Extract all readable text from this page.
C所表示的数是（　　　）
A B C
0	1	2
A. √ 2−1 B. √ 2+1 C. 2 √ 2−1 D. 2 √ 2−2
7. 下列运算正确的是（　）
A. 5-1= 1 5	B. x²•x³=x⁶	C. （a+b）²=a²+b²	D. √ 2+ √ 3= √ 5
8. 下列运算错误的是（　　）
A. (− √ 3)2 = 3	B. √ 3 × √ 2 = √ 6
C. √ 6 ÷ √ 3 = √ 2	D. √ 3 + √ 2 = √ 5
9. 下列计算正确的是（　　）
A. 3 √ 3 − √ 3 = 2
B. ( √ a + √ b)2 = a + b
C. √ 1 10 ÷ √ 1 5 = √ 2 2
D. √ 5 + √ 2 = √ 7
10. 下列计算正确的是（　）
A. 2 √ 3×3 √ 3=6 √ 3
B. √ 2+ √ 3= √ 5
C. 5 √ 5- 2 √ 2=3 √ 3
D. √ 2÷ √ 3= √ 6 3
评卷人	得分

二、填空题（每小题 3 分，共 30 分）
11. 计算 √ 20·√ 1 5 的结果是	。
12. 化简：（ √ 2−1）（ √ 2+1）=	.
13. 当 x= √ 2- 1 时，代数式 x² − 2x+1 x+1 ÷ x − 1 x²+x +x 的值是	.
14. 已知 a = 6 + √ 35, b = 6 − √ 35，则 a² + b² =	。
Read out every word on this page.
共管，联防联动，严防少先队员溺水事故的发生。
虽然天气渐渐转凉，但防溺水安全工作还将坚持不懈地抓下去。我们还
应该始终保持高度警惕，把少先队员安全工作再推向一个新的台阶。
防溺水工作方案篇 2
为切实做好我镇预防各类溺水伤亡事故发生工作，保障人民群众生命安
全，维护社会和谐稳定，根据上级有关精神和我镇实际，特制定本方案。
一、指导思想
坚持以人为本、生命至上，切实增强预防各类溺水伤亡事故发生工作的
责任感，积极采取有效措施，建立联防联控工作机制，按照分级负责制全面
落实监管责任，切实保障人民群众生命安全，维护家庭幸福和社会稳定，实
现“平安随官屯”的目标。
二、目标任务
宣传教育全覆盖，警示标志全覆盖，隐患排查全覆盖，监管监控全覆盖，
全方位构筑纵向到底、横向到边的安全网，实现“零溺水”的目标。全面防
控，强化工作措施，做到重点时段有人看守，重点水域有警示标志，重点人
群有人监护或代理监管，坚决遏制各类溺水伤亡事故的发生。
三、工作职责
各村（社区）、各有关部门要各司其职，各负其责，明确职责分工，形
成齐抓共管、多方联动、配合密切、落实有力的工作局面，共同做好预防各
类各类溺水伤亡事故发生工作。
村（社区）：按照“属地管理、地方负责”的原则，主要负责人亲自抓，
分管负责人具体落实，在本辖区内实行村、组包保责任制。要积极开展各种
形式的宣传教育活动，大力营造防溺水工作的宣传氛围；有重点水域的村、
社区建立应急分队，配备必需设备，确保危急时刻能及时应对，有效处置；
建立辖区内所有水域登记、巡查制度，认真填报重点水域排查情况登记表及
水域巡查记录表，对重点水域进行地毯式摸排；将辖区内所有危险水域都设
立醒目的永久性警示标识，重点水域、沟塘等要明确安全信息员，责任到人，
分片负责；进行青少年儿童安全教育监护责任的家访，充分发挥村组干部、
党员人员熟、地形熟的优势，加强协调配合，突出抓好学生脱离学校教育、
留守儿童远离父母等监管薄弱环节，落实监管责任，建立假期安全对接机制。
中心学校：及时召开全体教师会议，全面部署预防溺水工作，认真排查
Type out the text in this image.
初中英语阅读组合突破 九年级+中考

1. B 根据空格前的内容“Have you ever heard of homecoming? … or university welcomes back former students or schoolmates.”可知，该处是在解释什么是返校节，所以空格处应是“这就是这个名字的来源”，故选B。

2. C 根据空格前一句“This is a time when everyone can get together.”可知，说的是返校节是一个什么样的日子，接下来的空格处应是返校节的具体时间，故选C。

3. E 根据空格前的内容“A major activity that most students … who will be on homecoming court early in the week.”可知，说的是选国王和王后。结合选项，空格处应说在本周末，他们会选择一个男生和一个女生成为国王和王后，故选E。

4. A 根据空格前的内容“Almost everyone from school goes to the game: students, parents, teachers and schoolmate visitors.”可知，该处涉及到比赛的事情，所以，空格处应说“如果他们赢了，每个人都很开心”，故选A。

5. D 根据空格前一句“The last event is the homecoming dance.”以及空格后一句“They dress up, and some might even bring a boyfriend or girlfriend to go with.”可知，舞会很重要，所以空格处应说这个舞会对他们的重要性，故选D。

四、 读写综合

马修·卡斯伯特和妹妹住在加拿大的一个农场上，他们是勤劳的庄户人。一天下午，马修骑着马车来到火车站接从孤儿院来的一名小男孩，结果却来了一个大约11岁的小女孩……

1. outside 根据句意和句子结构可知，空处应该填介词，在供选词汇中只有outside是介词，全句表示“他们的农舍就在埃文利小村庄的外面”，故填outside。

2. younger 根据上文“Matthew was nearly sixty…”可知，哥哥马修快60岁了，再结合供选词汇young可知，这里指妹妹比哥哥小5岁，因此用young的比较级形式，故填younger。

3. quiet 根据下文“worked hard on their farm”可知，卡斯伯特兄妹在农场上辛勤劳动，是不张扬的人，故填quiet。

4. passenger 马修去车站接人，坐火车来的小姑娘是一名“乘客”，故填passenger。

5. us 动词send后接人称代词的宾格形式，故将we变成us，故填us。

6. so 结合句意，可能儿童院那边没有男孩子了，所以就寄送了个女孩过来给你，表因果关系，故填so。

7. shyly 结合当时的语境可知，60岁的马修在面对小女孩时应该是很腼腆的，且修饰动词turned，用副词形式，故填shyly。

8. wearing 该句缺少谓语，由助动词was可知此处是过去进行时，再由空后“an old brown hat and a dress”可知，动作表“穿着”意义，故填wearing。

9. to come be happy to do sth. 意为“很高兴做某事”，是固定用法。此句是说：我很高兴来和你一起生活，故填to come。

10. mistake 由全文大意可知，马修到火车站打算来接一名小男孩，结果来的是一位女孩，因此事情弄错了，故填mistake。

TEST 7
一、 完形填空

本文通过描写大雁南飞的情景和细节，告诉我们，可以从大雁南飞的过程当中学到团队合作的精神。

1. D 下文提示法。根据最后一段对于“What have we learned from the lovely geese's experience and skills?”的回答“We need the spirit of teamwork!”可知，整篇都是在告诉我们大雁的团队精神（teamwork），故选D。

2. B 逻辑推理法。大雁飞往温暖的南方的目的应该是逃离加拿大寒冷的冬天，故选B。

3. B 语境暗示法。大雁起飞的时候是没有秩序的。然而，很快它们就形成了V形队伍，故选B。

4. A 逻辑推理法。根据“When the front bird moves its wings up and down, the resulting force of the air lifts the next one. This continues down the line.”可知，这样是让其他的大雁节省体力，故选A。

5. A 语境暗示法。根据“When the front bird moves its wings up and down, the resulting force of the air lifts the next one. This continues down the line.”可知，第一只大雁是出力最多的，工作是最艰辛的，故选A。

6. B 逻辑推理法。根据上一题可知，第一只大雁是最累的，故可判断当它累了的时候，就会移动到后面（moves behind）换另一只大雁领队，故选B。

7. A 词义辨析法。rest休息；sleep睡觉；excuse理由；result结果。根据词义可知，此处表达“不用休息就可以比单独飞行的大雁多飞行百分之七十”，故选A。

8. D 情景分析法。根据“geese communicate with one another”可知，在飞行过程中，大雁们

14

--

» **What you need to do**
Identify every line where the string "落实监管责任" appears.

» **Answer to this task**
落实监管责任，切实保障人民群众生命安全，维护家庭幸福和社会稳定，实
留守儿童远离父母等监管薄弱环节，落实监管责任，建立假期安全对接机制。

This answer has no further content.